**Your objective:** Repeat each entry as written and leave the images out of the copy.

### Provided data

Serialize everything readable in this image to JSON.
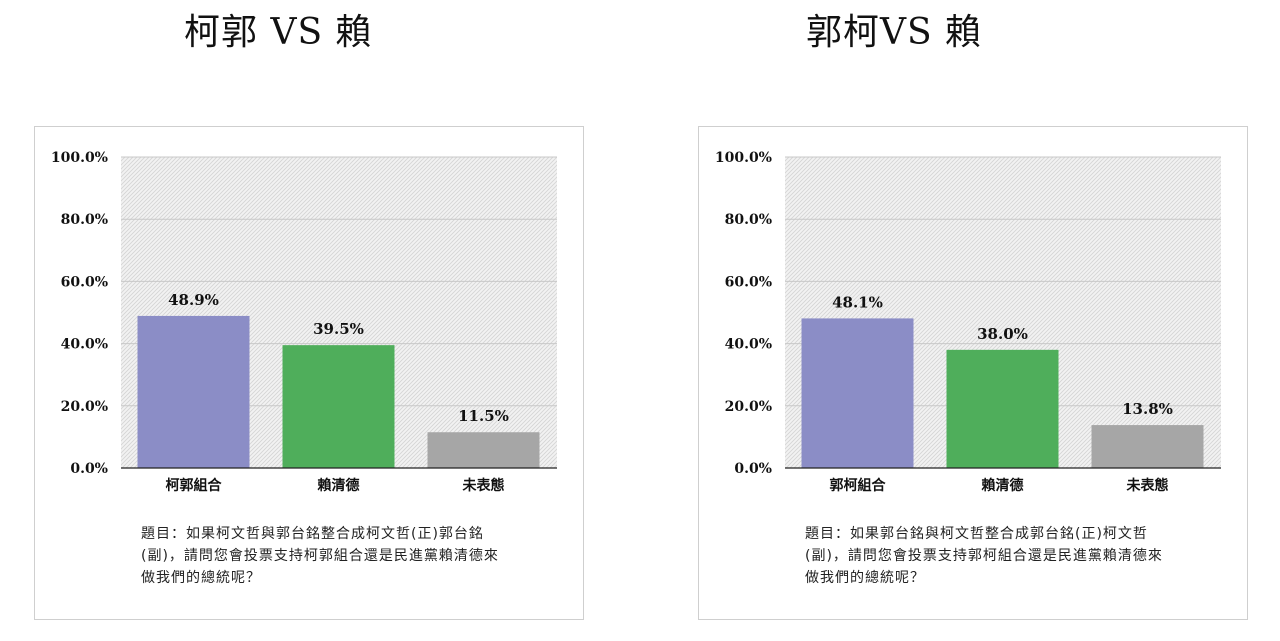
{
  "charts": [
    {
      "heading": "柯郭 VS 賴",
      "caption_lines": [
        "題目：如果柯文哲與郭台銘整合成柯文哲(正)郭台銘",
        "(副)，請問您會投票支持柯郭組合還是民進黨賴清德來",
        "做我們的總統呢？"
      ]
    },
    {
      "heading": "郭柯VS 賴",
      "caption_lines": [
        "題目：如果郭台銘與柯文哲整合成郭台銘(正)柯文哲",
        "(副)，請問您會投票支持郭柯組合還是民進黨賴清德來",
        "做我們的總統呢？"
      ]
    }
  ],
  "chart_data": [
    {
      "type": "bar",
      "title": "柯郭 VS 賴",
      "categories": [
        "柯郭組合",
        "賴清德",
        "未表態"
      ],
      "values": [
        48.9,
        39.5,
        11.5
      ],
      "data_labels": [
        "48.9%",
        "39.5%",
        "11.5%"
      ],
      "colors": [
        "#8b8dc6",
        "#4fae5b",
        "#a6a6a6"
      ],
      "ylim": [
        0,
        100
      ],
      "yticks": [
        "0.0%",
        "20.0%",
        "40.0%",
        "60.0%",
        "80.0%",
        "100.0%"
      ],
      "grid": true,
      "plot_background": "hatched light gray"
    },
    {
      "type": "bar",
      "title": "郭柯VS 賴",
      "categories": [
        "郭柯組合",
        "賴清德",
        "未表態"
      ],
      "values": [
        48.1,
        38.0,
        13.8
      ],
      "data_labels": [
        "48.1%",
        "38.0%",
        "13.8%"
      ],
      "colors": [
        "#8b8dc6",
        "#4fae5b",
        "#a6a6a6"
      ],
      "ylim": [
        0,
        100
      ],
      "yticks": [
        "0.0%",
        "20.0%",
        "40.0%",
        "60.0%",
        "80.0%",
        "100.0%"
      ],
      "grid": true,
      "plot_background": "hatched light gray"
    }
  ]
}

######

**Complete answer:**
Serialize everything readable in this image to JSON.
{
  "charts": [
    {
      "heading": "柯郭 VS 賴",
      "caption_lines": [
        "題目：如果柯文哲與郭台銘整合成柯文哲(正)郭台銘",
        "(副)，請問您會投票支持柯郭組合還是民進黨賴清德來",
        "做我們的總統呢？"
      ]
    },
    {
      "heading": "郭柯VS 賴",
      "caption_lines": [
        "題目：如果郭台銘與柯文哲整合成郭台銘(正)柯文哲",
        "(副)，請問您會投票支持郭柯組合還是民進黨賴清德來",
        "做我們的總統呢？"
      ]
    }
  ],
  "chart_data": [
    {
      "type": "bar",
      "title": "柯郭 VS 賴",
      "categories": [
        "柯郭組合",
        "賴清德",
        "未表態"
      ],
      "values": [
        48.9,
        39.5,
        11.5
      ],
      "data_labels": [
        "48.9%",
        "39.5%",
        "11.5%"
      ],
      "colors": [
        "#8b8dc6",
        "#4fae5b",
        "#a6a6a6"
      ],
      "ylim": [
        0,
        100
      ],
      "yticks": [
        "0.0%",
        "20.0%",
        "40.0%",
        "60.0%",
        "80.0%",
        "100.0%"
      ],
      "grid": true,
      "plot_background": "hatched light gray"
    },
    {
      "type": "bar",
      "title": "郭柯VS 賴",
      "categories": [
        "郭柯組合",
        "賴清德",
        "未表態"
      ],
      "values": [
        48.1,
        38.0,
        13.8
      ],
      "data_labels": [
        "48.1%",
        "38.0%",
        "13.8%"
      ],
      "colors": [
        "#8b8dc6",
        "#4fae5b",
        "#a6a6a6"
      ],
      "ylim": [
        0,
        100
      ],
      "yticks": [
        "0.0%",
        "20.0%",
        "40.0%",
        "60.0%",
        "80.0%",
        "100.0%"
      ],
      "grid": true,
      "plot_background": "hatched light gray"
    }
  ]
}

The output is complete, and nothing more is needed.